This is the mail archive of the gcc-patches@gcc.gnu.org mailing list for the GCC project.


Index Nav: [Date Index] [Subject Index] [Author Index] [Thread Index]
Message Nav: [Date Prev] [Date Next] [Thread Prev] [Thread Next]
Other format: [Raw text]

Re: Fwd: [PATCH] Scheduling result adjustment to enable macro-fusion


> 2013-09-16  Wei Mi  <wmi@google.com>
> 
>         * gcc/config/i386/i386-c.c (ix86_target_macros_internal): Separate
>         PROCESSOR_COREI7_AVX out from PROCESSOR_COREI7.
>         * gcc/config/i386/i386.c (ix86_option_override_internal): Ditto.
>         (ix86_issue_rate): Ditto.
>         (ia32_multipass_dfa_lookahead): Ditto.
>         (ix86_sched_init_global): Ditto.
>         (get_builtin_code_for_version): Ditto.
>         * gcc/config/i386/i386.h (enum target_cpu_default): Ditto.
>         (enum processor_type): Ditto.
>         * gcc/config/i386/x86-tune.def (DEF_TUNE): Ditto.

This patch is OK.
> 
> 2013-09-16  Wei Mi  <wmi@google.com>
> 
>         * gcc/config/i386/i386.c (ix86_macro_fusion_p): New Function.
>         (ix86_macro_fusion_pair_p): Ditto.
>         * gcc/config/i386/i386.h: Add new tune features about macro-fusion.
>         * gcc/config/i386/x86-tune.def (DEF_TUNE): Ditto.
>         * gcc/doc/tm.texi: Generated.
>         * gcc/doc/tm.texi.in: Ditto.
>         * gcc/haifa-sched.c (try_group_insn): New function.
>         (group_insns_for_macro_fusion): Ditto.
>         (sched_init): Call group_insns_for_macro_fusion.
>         * gcc/sched-rgn.c (add_branch_dependences): Keep insns in
>         a SCHED_GROUP at the end of BB to remain their location.

* _PROMPT 1_
How would you put this sentence from the mailing-list message into Spanish: "This is the mail archive of the gcc-patches@gcc.gnu.org mailing list for the GCC project."
* _PROMPT 2_
Does each statement agree with the mailing-list message? Answer yes or no for each, quoting the words that decide it.
(a) The reply approves the patch that separates PROCESSOR_COREI7_AVX from PROCESSOR_COREI7.
(b) The file gcc/doc/tm.texi was edited by hand.
(c) try_group_insn is listed as a new function in gcc/haifa-sched.c.
* _PROMPT 3_
Can you continue the mailing-list message from the point where it stops?
The material after the mailing-list message plays no part in what is asked.

* _DATASET EXTRACT_
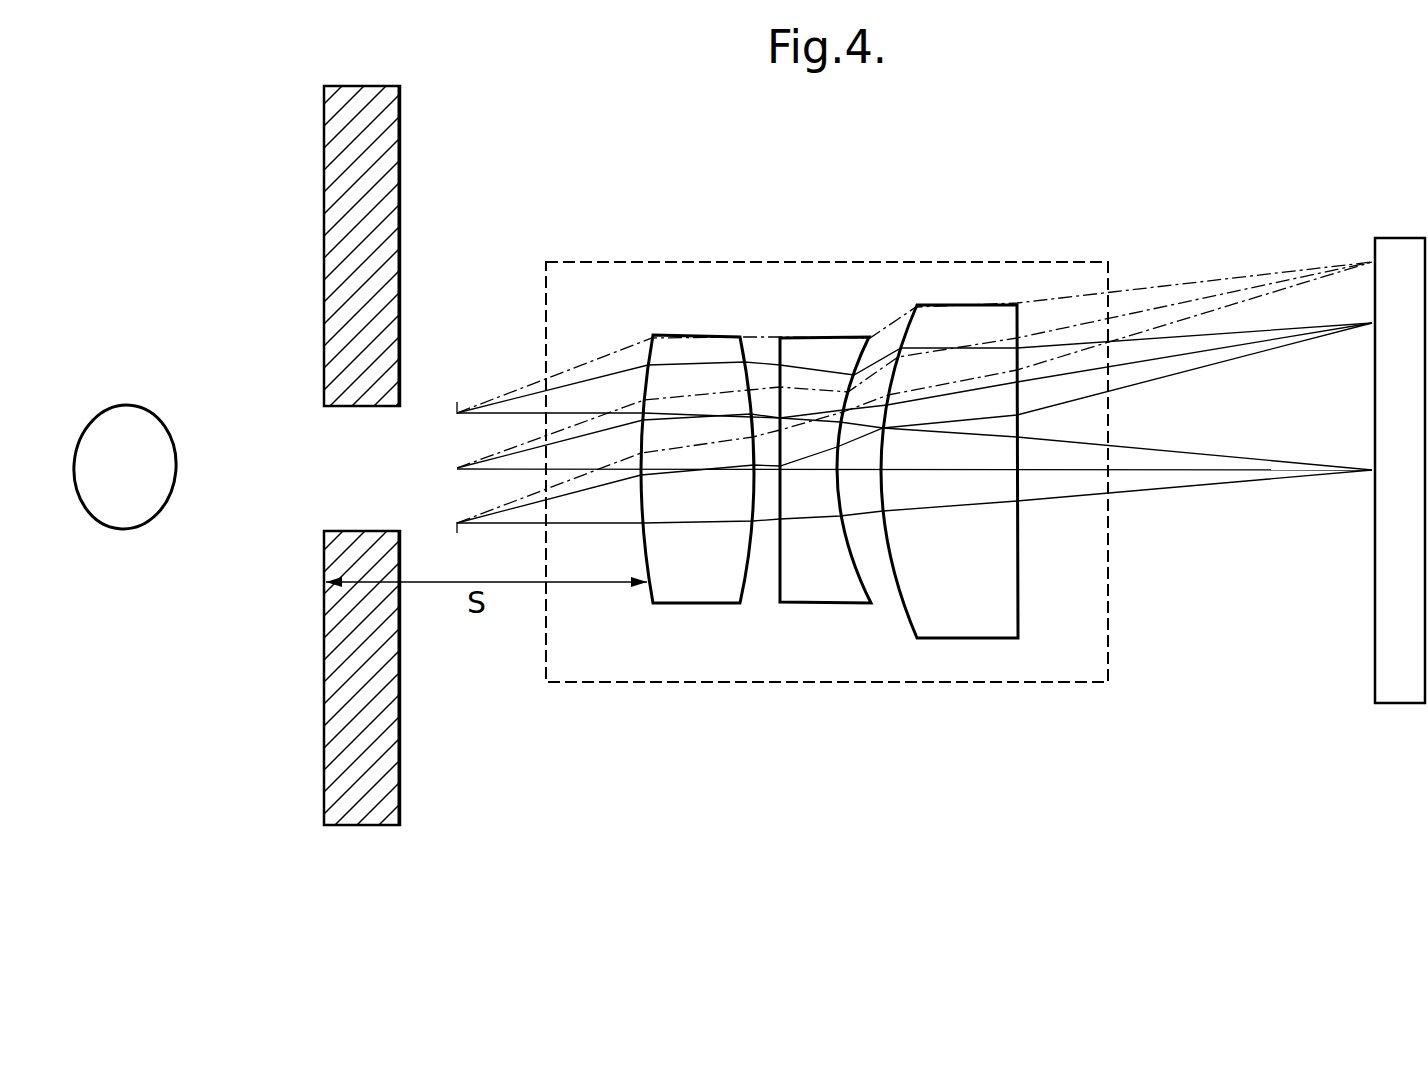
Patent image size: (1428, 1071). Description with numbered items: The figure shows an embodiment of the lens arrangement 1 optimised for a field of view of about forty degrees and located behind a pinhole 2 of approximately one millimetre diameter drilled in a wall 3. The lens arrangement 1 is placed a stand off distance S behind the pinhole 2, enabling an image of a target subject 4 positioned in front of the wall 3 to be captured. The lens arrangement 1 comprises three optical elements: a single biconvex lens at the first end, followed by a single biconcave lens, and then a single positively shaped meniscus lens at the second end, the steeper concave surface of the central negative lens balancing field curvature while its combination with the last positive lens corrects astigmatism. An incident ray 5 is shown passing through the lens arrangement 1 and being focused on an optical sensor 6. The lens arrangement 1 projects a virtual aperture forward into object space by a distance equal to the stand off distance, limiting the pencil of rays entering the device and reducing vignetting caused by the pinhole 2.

The lens arrangement 1 is at (819, 262).
The pinhole 2 is at (359, 482).
The wall 3 is at (324, 112).
The target subject 4 is at (130, 405).
The incident ray 5 is at (1230, 483).
The optical sensor 6 is at (1401, 238).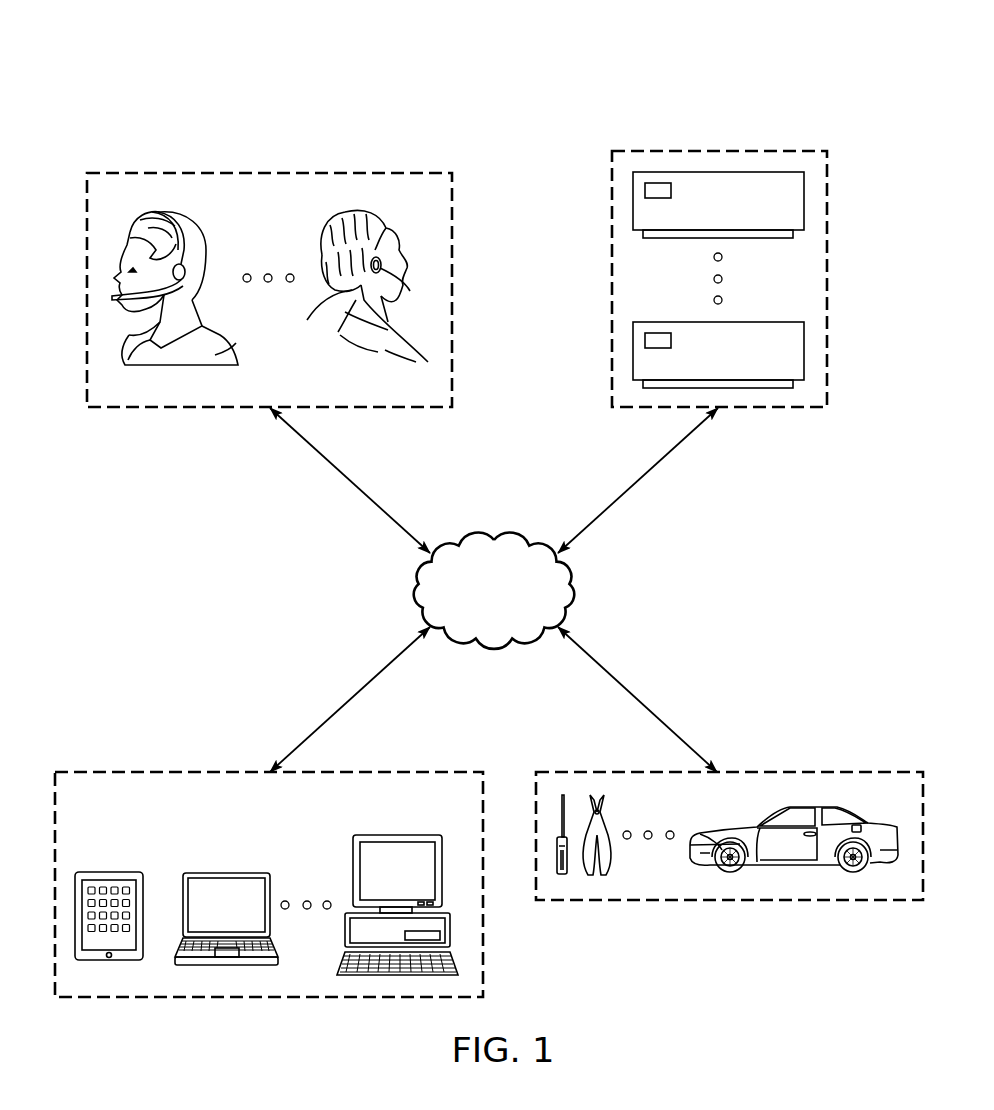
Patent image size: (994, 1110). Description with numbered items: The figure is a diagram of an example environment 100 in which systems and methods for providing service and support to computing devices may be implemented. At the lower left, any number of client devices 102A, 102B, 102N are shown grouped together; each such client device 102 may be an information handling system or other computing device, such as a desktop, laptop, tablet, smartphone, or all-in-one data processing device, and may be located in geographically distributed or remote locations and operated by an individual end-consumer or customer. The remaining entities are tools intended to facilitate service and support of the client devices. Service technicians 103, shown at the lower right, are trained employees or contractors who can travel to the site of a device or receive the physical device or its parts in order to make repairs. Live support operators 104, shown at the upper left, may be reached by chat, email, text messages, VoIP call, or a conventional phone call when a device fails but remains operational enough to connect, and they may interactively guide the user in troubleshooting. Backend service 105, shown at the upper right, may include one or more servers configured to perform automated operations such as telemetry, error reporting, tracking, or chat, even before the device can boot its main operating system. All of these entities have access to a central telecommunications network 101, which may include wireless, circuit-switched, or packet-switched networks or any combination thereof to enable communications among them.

* _EXERCISE ANSWER 1_
Este es el archivo de correo de la lista de correo gcc-patches@gcc.gnu.org del proyecto GCC.

* _EXERCISE ANSWER 2_
(a) Yes: "This patch is OK."
(b) No: "gcc/doc/tm.texi: Generated."
(c) Yes: "gcc/haifa-sched.c (try_group_insn): New function."

* _EXERCISE ANSWER 3_
>         * gcc/target.def: Add two hooks: macro_fusion_p and
>         macro_fusion_pair_p.

I think original plan for fusing was to turn the fused instructions into one within
combiner.  I guess this would lead to quite a large explossion of insns patterns,
so the scheduler approach may be better, if scheduler maintainer agree.
> 
> diff --git a/gcc/config/i386/i386.c b/gcc/config/i386/i386.c
> index 1fd3f60..85b7aa0 100644
> --- a/gcc/config/i386/i386.c
> +++ b/gcc/config/i386/i386.c
> @@ -24856,6 +24856,90 @@ ia32_multipass_dfa_lookahead (void)
>      }
>  }
> 
> +/* Return true if target platform supports macro-fusion.  */
> +
> +static bool
> +ix86_macro_fusion_p ()
> +{
> +  if (TARGET_FUSE_CMP_AND_BRANCH
> +      && (!TARGET_64BIT || TARGET_FUSE_CMP_AND_BRANCH_64))

You disable fusion for Budozer here sinze you did not add it into
TARGET_FUSE_CMP_AND_BRANCH_64.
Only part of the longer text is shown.